▶ [TASK OBJECTIVE] List every line in this data where the string "Company" occurs.

▶ [RAW DATA]
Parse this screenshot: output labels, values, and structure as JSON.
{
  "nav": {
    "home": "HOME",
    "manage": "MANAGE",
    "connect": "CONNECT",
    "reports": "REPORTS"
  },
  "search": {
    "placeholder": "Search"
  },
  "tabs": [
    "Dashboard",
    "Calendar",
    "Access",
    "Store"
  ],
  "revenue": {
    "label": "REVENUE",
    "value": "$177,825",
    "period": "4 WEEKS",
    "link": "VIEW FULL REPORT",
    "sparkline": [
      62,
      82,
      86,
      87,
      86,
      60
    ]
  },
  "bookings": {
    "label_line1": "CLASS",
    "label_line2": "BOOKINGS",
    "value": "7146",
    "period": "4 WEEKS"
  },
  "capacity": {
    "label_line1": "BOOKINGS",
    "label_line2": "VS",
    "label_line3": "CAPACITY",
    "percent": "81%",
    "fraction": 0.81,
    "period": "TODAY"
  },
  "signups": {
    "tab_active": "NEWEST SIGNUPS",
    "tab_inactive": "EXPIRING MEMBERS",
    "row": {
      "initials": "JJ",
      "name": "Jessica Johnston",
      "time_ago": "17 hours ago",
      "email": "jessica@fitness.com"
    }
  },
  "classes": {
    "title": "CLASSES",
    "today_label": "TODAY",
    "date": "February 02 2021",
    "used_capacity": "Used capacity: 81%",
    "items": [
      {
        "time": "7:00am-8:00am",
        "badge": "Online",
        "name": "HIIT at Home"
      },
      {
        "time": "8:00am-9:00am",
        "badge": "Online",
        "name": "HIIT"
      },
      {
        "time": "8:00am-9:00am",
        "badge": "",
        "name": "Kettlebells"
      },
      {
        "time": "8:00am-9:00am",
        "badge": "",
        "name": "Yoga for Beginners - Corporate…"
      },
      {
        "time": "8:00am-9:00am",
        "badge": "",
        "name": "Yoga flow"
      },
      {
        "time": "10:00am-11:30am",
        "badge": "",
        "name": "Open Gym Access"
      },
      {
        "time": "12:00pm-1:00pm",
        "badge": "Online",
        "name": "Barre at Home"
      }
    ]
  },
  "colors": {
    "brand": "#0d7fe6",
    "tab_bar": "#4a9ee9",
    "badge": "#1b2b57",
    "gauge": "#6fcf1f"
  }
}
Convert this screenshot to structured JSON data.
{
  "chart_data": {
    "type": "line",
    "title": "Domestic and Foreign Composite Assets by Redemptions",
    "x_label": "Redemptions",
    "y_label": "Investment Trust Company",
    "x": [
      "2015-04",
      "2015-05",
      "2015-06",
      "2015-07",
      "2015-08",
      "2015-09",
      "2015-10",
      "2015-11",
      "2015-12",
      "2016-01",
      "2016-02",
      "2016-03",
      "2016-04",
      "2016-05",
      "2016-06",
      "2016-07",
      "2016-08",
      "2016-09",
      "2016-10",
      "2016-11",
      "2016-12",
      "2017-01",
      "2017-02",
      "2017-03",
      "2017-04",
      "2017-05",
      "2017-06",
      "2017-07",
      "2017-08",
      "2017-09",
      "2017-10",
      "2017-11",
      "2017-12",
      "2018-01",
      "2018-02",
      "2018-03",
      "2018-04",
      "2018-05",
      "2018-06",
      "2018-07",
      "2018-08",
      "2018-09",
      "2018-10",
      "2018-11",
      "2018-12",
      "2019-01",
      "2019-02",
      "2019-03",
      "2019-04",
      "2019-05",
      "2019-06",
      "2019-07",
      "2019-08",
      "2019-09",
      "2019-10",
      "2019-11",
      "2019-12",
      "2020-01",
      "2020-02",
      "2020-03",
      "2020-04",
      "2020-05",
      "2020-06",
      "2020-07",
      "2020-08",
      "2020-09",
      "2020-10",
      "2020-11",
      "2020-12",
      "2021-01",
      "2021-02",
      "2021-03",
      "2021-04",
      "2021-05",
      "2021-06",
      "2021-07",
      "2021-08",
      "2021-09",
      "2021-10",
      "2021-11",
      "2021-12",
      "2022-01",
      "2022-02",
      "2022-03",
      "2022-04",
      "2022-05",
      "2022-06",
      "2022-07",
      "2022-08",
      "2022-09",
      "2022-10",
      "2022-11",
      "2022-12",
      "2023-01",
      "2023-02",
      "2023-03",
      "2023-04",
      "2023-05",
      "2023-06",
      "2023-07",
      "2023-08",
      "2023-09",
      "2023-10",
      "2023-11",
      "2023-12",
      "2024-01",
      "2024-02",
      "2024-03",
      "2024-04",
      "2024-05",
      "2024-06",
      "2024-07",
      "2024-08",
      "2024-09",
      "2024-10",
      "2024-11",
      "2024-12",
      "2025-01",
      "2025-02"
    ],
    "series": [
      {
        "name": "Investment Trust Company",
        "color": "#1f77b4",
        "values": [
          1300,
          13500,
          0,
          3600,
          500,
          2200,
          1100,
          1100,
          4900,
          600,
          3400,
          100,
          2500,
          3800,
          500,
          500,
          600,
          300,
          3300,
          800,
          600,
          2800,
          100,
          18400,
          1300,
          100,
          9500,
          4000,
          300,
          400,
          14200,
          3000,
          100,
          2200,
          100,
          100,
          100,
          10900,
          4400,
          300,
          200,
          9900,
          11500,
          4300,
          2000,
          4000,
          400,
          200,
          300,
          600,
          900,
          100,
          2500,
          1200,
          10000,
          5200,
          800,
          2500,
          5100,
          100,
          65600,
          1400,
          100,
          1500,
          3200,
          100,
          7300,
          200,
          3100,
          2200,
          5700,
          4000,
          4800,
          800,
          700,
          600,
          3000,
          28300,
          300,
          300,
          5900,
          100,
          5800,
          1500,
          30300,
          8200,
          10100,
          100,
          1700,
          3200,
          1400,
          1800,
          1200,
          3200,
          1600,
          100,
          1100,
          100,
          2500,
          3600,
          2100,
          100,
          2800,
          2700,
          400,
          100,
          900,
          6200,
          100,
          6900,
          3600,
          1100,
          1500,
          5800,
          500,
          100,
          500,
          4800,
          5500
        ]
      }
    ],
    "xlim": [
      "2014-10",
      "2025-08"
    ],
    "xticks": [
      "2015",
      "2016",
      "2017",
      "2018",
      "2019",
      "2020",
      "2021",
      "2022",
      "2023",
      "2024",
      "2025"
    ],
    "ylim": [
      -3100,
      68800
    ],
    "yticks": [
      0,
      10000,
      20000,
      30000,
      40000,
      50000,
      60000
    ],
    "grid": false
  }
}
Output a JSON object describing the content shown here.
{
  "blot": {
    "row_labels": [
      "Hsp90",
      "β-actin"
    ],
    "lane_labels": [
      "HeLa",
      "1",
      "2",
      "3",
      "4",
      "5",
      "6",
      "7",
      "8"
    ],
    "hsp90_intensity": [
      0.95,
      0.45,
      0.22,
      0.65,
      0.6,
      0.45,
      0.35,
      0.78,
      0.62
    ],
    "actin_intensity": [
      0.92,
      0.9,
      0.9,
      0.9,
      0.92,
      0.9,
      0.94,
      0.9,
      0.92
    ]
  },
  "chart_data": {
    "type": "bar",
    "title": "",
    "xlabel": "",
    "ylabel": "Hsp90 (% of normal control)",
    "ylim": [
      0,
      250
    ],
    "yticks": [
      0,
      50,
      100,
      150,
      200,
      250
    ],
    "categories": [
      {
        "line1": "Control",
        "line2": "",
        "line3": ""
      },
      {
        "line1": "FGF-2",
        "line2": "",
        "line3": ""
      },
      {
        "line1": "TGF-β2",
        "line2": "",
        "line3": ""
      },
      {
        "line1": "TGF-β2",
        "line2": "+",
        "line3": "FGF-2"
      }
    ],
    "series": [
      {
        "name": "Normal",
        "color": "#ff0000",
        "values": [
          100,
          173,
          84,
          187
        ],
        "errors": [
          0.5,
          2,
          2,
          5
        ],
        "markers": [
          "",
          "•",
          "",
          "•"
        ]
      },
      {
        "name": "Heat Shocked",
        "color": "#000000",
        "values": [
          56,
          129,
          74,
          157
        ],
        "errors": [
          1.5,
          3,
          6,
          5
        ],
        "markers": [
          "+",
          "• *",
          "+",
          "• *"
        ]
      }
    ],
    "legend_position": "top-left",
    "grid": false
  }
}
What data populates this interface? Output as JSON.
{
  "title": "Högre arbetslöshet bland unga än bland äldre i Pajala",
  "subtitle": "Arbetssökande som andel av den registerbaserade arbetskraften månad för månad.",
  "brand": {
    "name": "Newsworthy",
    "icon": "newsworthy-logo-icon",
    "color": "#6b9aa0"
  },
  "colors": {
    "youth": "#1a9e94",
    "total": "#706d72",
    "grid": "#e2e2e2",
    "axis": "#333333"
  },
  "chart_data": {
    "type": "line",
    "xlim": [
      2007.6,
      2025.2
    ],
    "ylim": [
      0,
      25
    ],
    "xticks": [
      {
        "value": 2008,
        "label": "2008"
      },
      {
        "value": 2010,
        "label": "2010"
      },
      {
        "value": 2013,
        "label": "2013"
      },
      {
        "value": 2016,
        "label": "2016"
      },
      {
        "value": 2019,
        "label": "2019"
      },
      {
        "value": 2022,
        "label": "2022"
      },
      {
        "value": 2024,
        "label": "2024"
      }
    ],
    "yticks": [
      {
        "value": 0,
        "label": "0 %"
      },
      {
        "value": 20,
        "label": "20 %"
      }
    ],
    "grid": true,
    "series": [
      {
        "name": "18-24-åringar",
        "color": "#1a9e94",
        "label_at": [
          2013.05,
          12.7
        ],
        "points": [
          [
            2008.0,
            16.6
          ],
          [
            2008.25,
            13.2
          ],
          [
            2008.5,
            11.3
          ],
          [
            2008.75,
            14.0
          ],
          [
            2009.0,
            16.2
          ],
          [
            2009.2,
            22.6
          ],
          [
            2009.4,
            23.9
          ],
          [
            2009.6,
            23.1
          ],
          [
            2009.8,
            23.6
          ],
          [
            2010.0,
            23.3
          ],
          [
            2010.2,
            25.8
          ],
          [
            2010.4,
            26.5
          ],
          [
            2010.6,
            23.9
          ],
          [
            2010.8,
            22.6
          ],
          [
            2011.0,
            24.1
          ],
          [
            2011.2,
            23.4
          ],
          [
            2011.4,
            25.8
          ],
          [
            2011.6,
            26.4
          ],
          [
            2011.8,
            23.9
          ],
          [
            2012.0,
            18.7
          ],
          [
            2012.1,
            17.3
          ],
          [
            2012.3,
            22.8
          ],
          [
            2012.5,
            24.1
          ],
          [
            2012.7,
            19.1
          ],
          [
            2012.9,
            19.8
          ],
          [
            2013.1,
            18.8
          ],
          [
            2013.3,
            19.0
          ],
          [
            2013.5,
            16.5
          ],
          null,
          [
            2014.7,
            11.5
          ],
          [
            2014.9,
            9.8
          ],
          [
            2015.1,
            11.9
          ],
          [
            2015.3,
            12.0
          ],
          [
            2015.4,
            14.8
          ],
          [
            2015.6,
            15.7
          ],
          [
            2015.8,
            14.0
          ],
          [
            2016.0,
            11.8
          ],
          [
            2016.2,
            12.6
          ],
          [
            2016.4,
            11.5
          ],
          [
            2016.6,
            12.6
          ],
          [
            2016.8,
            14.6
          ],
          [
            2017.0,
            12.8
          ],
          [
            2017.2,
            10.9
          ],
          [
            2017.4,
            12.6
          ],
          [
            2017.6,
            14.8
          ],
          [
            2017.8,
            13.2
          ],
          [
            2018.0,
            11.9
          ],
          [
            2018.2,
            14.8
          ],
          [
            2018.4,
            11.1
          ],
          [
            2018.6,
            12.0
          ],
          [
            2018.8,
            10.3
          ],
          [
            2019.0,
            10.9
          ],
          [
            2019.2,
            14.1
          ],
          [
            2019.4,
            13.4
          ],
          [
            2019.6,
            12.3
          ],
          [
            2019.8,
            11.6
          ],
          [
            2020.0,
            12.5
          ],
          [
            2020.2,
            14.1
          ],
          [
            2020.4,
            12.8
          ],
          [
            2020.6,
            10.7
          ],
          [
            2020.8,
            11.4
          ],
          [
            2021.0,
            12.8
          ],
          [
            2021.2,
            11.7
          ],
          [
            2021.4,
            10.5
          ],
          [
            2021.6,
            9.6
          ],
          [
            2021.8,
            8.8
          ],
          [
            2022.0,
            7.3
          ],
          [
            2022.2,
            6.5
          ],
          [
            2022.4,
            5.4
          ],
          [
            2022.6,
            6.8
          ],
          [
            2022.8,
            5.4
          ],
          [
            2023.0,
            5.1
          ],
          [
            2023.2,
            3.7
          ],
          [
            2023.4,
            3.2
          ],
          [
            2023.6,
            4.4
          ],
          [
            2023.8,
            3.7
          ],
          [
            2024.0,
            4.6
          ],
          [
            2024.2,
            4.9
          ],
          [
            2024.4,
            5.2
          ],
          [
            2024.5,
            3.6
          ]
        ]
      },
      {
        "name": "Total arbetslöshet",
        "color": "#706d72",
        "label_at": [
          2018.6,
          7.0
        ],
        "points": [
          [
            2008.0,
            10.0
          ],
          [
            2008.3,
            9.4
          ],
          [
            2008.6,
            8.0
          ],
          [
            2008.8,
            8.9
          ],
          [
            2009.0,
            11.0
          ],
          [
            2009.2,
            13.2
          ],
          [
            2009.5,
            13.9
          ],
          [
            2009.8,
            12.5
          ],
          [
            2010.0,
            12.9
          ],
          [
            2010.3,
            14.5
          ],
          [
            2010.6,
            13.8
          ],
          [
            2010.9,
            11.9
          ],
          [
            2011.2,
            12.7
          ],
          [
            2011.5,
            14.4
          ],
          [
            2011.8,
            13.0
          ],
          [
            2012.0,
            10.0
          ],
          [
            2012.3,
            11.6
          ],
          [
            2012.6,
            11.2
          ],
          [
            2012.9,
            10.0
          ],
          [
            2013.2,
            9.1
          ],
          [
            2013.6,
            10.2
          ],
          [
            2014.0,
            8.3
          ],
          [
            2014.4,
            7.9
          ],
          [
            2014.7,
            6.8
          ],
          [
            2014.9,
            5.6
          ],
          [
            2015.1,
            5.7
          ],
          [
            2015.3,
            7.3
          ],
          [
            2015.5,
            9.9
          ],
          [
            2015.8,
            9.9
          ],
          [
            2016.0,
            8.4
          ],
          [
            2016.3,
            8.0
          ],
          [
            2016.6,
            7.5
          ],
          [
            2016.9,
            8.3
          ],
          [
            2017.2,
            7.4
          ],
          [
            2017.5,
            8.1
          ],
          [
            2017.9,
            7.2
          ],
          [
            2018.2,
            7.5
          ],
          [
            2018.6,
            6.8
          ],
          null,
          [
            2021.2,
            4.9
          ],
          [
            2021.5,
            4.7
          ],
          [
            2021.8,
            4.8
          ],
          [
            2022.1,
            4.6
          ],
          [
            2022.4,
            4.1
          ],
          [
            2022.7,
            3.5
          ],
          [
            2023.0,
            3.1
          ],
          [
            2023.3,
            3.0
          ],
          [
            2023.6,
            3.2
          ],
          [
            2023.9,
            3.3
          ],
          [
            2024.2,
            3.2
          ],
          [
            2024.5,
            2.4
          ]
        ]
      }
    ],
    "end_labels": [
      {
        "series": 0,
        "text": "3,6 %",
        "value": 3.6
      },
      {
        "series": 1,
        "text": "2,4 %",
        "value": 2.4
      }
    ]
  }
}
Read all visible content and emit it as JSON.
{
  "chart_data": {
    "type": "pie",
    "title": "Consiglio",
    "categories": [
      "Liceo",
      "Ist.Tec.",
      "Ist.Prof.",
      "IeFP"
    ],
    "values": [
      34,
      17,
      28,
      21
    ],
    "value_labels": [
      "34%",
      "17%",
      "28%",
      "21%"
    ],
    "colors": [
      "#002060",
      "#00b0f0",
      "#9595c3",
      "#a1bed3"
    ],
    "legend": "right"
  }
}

▶ [RESULT]
    "y_label": "Investment Trust Company",
        "name": "Investment Trust Company",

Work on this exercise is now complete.